Output the full listing below exactly, without the pictures.
----- RECORDS FOR PROCESSING -----
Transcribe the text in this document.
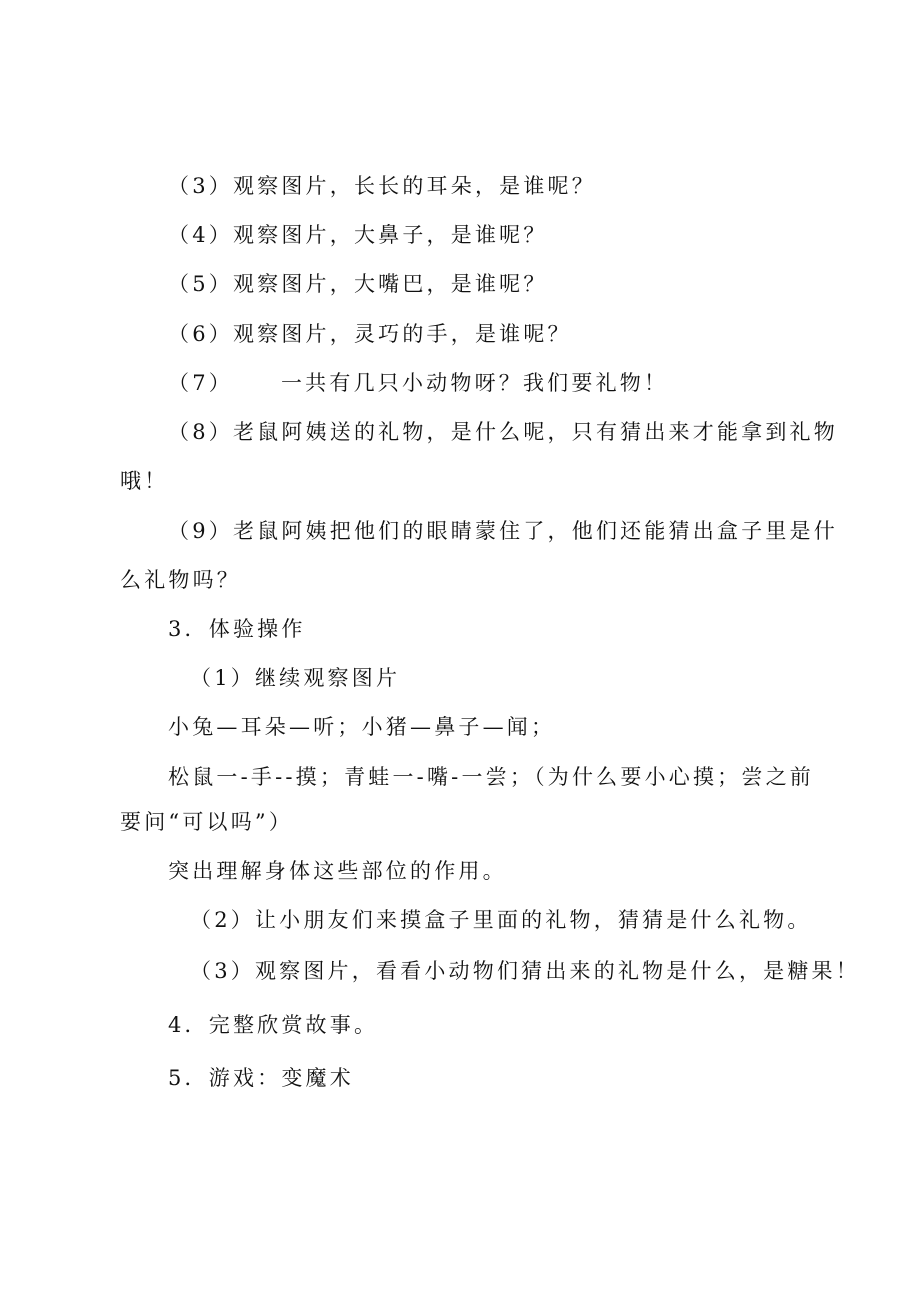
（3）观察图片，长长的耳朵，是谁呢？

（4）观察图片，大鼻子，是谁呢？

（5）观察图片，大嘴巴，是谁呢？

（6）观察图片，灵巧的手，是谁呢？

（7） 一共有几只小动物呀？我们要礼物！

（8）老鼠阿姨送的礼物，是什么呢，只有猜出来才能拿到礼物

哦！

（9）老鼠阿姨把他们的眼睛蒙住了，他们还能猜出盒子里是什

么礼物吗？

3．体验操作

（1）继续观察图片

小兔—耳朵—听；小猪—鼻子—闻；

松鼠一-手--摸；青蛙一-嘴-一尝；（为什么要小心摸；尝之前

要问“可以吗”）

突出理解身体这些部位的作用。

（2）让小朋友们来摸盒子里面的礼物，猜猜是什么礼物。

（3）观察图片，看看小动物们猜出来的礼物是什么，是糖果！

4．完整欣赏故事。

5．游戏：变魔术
-----
### OUTPUT FOR THIS TASK
Transcribe the text in this document.
（3）观察图片，长长的耳朵，是谁呢？

（4）观察图片，大鼻子，是谁呢？

（5）观察图片，大嘴巴，是谁呢？

（6）观察图片，灵巧的手，是谁呢？

（7） 一共有几只小动物呀？我们要礼物！

（8）老鼠阿姨送的礼物，是什么呢，只有猜出来才能拿到礼物

哦！

（9）老鼠阿姨把他们的眼睛蒙住了，他们还能猜出盒子里是什

么礼物吗？

3．体验操作

（1）继续观察图片

小兔—耳朵—听；小猪—鼻子—闻；

松鼠一-手--摸；青蛙一-嘴-一尝；（为什么要小心摸；尝之前

要问“可以吗”）

突出理解身体这些部位的作用。

（2）让小朋友们来摸盒子里面的礼物，猜猜是什么礼物。

（3）观察图片，看看小动物们猜出来的礼物是什么，是糖果！

4．完整欣赏故事。

5．游戏：变魔术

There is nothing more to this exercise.